Data extracted from a collection
######

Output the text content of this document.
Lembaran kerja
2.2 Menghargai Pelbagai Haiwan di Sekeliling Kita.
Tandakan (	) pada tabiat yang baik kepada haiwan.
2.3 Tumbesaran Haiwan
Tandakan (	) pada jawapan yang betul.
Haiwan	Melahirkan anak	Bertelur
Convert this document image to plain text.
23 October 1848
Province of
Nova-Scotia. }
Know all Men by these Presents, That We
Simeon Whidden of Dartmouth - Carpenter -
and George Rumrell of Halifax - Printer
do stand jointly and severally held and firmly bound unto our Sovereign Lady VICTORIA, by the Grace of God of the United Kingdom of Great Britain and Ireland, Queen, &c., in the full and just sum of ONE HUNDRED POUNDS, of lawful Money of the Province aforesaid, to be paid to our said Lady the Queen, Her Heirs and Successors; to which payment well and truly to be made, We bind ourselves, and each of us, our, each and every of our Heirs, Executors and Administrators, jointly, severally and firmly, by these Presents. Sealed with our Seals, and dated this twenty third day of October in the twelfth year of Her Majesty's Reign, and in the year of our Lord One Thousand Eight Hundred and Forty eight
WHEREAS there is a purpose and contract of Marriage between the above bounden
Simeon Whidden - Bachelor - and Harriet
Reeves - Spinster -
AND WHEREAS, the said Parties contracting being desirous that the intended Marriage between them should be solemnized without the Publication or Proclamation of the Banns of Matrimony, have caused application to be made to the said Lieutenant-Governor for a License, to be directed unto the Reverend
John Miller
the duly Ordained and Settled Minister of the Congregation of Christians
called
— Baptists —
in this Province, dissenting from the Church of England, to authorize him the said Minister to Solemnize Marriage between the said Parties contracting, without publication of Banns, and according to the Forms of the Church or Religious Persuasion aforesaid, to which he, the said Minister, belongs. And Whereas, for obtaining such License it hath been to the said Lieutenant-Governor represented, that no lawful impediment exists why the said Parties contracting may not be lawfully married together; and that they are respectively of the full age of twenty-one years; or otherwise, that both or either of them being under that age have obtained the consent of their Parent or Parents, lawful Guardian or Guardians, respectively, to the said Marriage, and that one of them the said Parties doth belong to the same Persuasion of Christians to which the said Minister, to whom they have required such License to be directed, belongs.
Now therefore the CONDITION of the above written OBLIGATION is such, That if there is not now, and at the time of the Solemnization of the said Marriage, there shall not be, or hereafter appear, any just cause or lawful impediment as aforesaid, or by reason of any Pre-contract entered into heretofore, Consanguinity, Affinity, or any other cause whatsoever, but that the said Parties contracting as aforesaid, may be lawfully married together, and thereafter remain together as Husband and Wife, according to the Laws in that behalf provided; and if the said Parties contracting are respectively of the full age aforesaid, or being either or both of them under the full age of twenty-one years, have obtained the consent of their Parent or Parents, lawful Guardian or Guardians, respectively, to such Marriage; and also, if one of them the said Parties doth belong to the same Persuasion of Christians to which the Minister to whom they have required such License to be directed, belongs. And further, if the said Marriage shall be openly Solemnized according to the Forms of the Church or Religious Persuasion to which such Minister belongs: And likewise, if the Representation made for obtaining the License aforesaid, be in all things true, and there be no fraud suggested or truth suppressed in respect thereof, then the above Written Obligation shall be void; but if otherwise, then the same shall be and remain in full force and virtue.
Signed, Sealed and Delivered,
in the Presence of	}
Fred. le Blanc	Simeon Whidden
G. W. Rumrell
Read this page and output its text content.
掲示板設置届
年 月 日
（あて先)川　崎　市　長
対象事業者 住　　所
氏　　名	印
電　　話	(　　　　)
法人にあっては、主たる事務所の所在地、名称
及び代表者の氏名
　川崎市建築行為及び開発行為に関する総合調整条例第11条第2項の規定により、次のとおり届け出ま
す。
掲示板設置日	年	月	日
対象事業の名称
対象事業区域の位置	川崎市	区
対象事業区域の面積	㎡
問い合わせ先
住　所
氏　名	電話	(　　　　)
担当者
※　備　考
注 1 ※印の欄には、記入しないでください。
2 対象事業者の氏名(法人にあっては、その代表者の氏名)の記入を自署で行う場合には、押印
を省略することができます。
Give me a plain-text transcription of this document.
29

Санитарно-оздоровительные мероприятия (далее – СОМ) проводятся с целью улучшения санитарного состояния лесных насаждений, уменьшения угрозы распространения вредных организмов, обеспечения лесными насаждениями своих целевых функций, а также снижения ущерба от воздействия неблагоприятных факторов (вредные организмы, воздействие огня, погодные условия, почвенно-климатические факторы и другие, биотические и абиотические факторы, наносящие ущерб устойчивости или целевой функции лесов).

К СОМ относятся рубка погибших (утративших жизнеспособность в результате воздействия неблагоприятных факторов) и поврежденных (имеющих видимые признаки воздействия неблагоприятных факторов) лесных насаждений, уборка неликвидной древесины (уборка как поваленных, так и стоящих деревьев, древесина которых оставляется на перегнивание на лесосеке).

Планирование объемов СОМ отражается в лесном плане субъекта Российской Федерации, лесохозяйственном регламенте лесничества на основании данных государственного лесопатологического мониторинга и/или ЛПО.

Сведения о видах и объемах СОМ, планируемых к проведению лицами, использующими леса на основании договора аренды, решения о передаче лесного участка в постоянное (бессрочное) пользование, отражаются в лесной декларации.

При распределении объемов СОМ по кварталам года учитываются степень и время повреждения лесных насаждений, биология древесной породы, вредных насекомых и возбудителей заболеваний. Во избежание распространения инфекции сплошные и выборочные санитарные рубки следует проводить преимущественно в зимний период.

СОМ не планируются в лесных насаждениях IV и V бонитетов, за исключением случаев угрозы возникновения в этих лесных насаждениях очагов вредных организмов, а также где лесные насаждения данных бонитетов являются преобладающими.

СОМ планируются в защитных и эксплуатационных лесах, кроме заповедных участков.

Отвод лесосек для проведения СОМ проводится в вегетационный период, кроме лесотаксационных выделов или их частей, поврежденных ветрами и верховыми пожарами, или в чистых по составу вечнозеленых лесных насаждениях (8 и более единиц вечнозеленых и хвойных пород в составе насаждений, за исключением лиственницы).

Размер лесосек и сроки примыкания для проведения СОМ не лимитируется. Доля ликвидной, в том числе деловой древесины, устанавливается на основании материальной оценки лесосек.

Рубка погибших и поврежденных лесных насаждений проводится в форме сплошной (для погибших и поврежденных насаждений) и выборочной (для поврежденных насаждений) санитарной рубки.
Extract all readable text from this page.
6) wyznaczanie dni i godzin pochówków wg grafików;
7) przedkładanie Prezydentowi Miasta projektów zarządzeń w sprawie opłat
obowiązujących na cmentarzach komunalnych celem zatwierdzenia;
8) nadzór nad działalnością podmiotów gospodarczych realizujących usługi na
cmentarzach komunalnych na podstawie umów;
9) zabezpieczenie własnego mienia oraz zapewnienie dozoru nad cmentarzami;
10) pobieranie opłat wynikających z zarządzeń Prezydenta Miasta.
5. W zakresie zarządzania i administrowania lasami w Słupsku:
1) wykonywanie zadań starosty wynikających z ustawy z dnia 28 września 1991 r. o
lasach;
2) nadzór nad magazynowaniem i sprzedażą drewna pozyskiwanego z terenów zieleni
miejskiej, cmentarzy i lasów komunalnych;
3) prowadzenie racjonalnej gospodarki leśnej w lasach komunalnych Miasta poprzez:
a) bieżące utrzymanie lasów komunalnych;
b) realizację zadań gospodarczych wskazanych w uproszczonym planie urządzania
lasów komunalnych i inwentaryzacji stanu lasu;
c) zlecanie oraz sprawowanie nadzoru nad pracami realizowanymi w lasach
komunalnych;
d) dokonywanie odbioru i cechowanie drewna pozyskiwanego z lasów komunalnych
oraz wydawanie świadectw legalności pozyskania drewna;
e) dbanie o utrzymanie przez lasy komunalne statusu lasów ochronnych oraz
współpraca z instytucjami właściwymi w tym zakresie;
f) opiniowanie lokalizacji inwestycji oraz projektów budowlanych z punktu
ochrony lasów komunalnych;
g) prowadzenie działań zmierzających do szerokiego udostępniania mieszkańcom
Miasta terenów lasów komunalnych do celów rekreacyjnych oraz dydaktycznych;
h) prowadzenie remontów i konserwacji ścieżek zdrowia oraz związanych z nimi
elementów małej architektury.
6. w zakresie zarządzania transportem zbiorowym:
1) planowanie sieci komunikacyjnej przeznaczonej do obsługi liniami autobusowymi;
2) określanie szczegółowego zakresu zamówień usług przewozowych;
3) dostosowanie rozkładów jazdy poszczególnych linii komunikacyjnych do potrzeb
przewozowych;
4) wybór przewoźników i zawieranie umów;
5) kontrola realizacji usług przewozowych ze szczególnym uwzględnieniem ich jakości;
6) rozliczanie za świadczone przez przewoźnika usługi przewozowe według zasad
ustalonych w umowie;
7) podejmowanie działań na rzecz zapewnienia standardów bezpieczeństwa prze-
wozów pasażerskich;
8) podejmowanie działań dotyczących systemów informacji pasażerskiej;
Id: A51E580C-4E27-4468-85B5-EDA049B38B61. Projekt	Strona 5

######

* [YOUR OBJECTIVE]
Looking at the records above, tally the lines holding "Rumrell" and reply with that number only.

* [THE SOLUTION]
2